Work to be completed: Read through the data and report every line in which the word "when" occurs.
┄┄┄┄┄┄
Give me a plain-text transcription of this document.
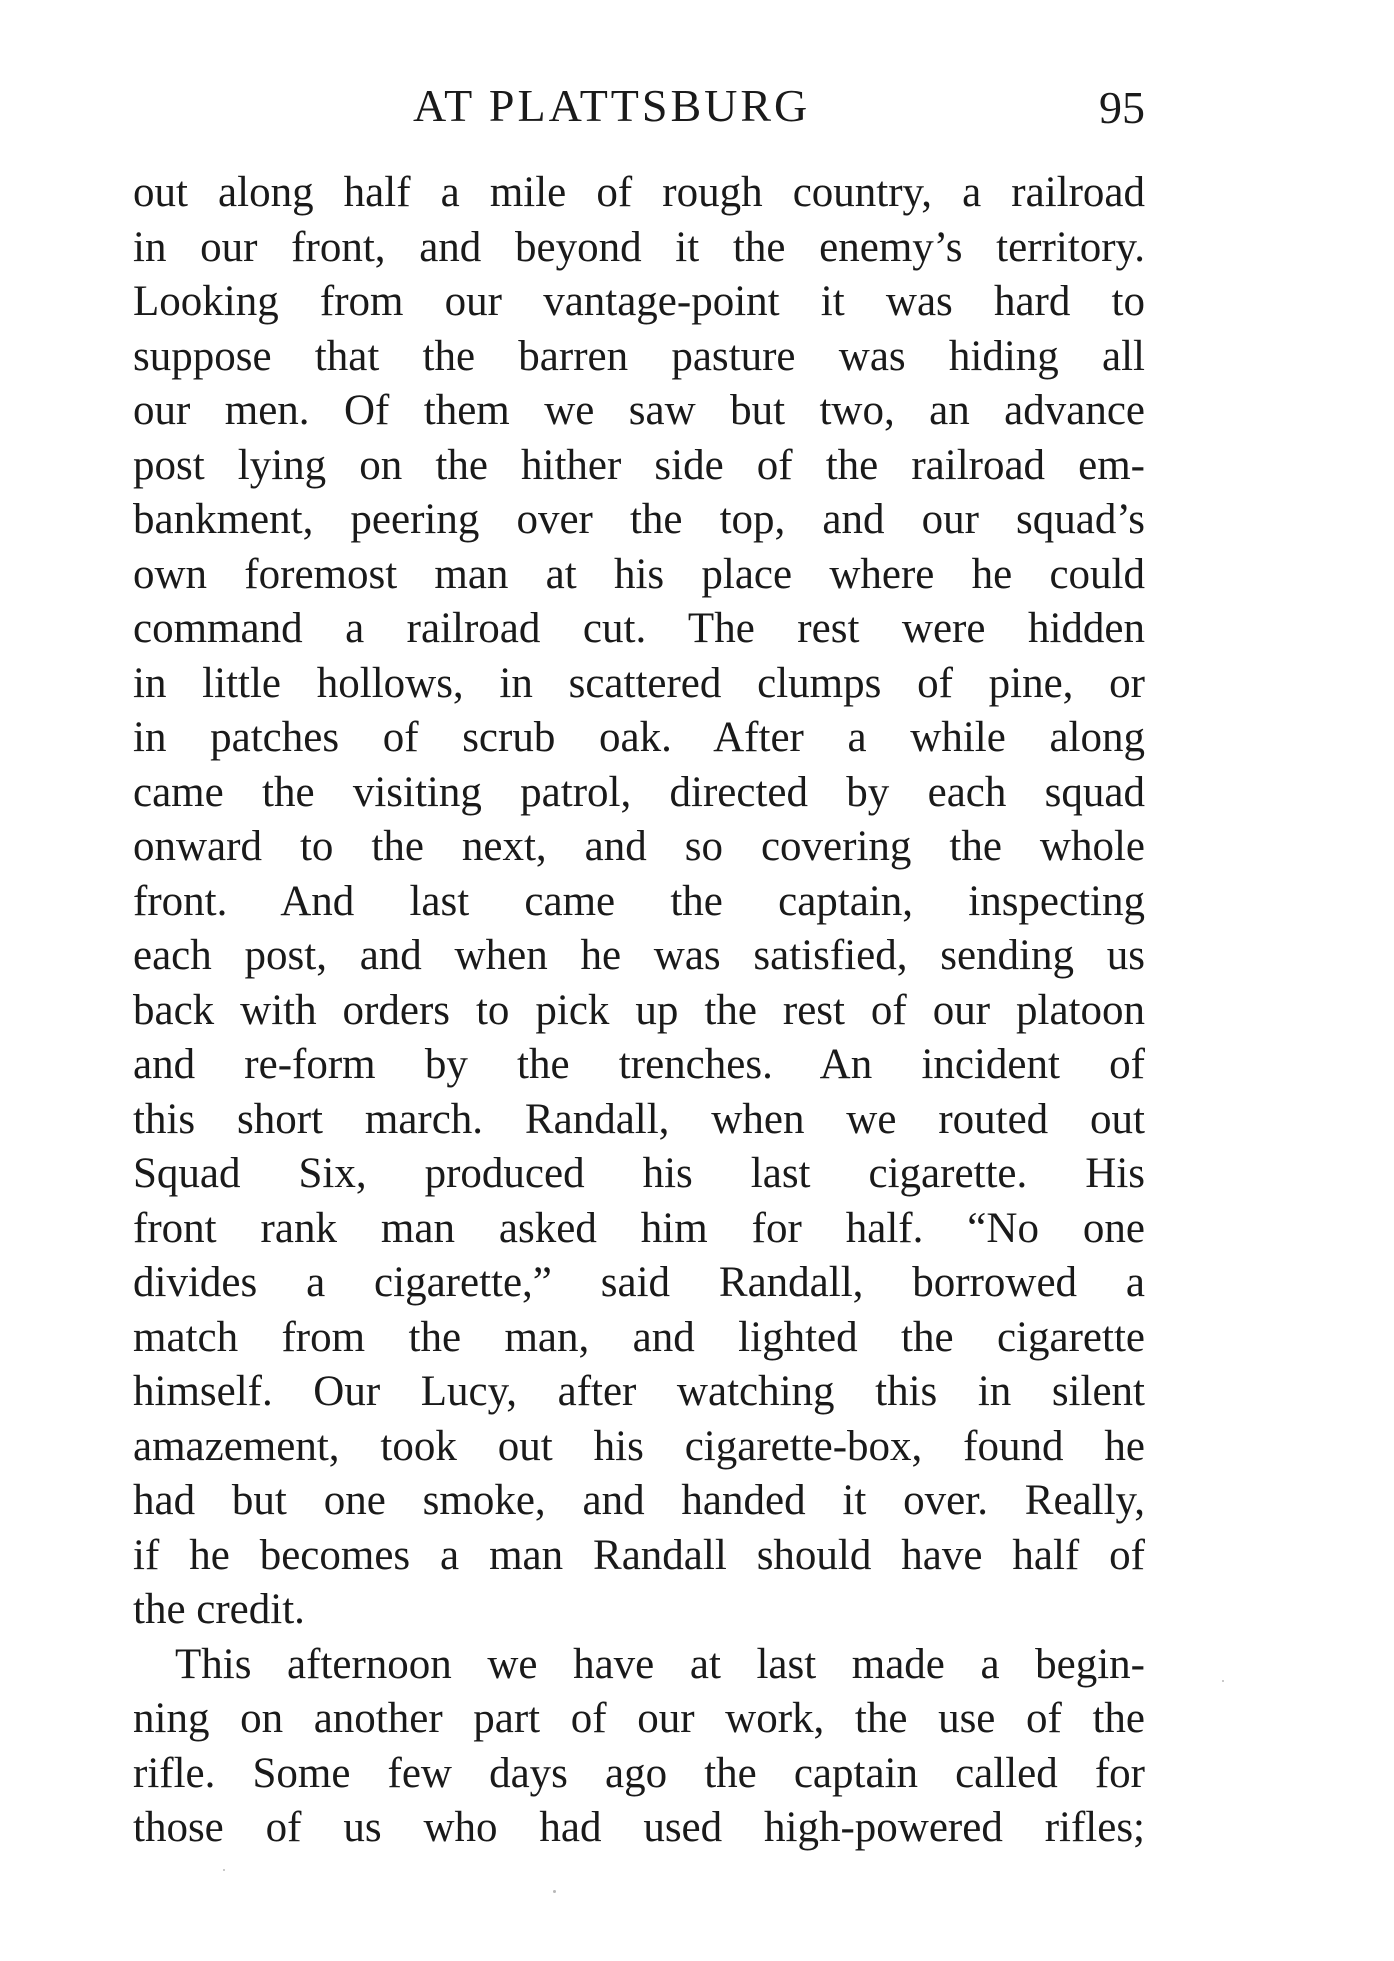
AT PLATTSBURG	95
out along half a mile of rough country, a railroad
in our front, and beyond it the enemy’s territory.
Looking from our vantage-point it was hard to
suppose that the barren pasture was hiding all
our men. Of them we saw but two, an advance
post lying on the hither side of the railroad em-
bankment, peering over the top, and our squad’s
own foremost man at his place where he could
command a railroad cut. The rest were hidden
in little hollows, in scattered clumps of pine, or
in patches of scrub oak. After a while along
came the visiting patrol, directed by each squad
onward to the next, and so covering the whole
front. And last came the captain, inspecting
each post, and when he was satisfied, sending us
back with orders to pick up the rest of our platoon
and re-form by the trenches. An incident of
this short march. Randall, when we routed out
Squad Six, produced his last cigarette. His
front rank man asked him for half. “No one
divides a cigarette,” said Randall, borrowed a
match from the man, and lighted the cigarette
himself. Our Lucy, after watching this in silent
amazement, took out his cigarette-box, found he
had but one smoke, and handed it over. Really,
if he becomes a man Randall should have half of
the credit.
This afternoon we have at last made a begin-
ning on another part of our work, the use of the
rifle. Some few days ago the captain called for
those of us who had used high-powered rifles;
┄┄┄┄┄┄
Exercise result:
each post, and when he was satisfied, sending us
this short march. Randall, when we routed out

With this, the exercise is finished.